[Figure content listings]
+++++

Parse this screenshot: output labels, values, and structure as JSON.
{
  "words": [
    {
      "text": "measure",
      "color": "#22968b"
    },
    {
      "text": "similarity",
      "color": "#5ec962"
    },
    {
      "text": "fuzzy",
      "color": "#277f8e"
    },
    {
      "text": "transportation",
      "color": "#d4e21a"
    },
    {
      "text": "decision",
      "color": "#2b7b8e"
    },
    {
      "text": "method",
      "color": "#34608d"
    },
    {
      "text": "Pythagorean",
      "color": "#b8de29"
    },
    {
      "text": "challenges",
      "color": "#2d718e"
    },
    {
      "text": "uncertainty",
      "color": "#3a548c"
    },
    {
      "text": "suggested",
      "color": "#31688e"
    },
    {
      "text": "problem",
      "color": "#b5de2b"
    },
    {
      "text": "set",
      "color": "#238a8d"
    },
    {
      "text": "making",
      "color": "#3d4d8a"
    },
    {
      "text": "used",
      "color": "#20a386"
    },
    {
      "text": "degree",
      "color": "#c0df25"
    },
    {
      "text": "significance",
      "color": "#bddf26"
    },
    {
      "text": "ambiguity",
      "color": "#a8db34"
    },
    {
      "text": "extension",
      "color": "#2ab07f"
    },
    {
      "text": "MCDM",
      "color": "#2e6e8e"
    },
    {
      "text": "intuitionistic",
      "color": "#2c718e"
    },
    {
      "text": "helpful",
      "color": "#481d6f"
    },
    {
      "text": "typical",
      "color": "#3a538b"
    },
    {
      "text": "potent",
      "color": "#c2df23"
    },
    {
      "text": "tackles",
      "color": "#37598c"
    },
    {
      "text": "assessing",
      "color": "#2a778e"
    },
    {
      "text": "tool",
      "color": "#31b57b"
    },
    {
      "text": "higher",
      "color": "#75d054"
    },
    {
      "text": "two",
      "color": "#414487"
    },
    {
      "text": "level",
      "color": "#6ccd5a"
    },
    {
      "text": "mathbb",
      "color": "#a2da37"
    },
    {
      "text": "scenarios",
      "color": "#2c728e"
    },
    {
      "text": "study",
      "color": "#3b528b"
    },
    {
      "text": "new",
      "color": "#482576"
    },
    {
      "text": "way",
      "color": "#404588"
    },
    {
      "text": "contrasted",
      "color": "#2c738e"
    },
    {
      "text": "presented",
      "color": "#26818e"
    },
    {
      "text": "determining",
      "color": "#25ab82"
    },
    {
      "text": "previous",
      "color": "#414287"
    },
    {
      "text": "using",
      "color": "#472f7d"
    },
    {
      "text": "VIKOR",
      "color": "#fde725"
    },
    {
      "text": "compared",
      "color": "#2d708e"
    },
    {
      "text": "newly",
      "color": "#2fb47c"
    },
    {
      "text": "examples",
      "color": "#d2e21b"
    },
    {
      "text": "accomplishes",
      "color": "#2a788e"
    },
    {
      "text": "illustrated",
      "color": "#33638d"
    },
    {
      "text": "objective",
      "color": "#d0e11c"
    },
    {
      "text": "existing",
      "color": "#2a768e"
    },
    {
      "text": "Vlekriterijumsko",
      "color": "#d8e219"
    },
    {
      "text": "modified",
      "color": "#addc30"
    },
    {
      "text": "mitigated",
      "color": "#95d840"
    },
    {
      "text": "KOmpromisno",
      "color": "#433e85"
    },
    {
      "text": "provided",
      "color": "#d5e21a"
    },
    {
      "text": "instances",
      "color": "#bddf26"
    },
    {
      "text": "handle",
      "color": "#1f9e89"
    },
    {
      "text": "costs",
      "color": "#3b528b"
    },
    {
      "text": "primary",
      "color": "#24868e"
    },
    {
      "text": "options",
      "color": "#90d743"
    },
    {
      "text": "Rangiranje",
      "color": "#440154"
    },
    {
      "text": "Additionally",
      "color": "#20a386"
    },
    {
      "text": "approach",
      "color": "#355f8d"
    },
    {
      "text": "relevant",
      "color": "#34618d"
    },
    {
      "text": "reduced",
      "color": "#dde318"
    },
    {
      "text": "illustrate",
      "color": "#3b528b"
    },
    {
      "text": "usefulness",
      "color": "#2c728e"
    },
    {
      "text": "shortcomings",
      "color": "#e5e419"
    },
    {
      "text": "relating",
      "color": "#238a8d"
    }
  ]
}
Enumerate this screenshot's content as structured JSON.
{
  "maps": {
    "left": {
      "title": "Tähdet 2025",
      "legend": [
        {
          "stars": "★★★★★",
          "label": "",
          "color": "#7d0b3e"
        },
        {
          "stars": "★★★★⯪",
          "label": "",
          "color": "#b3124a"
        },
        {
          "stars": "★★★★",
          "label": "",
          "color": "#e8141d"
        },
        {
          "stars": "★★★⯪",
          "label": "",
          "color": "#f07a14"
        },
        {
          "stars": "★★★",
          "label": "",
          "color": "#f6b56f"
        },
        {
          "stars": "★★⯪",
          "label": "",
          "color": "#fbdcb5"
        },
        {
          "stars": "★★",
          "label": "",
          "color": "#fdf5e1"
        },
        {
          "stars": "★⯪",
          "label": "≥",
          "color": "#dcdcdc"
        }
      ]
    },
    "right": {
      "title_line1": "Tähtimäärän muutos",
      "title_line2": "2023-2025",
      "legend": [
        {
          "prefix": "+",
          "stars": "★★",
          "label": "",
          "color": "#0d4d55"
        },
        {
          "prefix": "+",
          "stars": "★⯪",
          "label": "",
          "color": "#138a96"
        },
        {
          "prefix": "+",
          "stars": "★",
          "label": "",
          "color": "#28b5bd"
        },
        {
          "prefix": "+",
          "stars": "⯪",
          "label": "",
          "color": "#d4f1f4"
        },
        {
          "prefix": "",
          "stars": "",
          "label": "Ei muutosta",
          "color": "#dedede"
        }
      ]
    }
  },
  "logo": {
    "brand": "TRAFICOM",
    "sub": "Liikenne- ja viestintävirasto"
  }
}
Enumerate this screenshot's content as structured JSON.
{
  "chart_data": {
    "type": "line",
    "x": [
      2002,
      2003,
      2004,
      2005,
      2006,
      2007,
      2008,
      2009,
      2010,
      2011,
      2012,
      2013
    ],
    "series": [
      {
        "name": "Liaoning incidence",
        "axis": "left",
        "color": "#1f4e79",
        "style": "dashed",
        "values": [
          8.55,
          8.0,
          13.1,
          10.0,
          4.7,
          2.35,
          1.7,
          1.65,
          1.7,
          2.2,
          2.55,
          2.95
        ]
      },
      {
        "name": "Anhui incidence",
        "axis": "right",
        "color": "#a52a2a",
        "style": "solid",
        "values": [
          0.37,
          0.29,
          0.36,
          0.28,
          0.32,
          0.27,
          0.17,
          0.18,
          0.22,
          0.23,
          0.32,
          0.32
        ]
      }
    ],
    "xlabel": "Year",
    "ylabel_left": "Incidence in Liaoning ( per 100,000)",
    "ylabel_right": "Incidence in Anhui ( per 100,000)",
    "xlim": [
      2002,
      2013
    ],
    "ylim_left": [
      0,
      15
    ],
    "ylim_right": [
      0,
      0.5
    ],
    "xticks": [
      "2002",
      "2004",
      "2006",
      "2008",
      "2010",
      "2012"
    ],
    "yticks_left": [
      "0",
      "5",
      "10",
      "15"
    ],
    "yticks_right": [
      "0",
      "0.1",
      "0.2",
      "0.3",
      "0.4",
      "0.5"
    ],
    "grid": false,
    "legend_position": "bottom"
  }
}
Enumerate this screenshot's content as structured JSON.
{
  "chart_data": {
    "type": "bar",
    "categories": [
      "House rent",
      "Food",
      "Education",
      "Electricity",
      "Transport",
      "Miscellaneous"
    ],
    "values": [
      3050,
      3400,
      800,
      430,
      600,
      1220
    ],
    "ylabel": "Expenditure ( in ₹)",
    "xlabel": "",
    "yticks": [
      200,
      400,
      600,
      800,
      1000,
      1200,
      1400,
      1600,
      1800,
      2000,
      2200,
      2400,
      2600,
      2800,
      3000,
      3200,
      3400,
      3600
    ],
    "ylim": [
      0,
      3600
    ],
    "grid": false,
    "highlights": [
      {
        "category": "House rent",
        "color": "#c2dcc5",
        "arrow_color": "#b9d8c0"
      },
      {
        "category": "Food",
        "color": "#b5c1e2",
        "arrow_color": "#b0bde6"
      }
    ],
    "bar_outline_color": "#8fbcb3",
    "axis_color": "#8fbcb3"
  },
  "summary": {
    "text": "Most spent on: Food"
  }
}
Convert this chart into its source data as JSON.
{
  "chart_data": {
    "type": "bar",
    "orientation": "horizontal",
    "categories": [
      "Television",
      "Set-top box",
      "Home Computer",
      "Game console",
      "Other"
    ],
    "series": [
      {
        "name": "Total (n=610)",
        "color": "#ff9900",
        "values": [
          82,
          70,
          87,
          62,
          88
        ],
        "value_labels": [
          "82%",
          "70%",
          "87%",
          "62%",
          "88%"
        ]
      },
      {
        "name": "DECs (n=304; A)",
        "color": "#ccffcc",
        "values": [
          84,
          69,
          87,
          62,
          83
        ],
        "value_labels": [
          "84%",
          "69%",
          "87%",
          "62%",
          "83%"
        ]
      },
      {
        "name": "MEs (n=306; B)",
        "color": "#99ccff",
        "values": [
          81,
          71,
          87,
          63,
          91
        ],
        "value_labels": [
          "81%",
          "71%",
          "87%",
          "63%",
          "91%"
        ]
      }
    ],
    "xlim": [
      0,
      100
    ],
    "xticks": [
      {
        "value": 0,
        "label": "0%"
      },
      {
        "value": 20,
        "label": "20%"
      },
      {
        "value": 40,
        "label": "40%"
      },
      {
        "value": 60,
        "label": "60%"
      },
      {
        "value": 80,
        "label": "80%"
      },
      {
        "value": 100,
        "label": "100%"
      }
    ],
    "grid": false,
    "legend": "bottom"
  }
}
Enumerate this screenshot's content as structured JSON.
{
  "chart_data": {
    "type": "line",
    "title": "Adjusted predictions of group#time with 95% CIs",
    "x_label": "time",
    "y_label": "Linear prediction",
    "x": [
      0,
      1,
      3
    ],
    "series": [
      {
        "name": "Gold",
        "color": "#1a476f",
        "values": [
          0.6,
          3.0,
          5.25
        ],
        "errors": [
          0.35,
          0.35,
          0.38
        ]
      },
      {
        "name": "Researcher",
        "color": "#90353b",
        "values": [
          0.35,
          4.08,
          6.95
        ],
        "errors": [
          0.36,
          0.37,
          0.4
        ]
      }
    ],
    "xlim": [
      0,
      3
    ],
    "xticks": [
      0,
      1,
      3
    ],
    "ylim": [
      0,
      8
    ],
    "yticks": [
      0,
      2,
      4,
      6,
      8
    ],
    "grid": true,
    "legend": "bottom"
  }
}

+++++

**WHAT IS NEEDED**. Where a line above contains the string "Food", copy that line.

**WRITTEN ANSWER**.
      "Food",
        "category": "Food",
    "text": "Most spent on: Food"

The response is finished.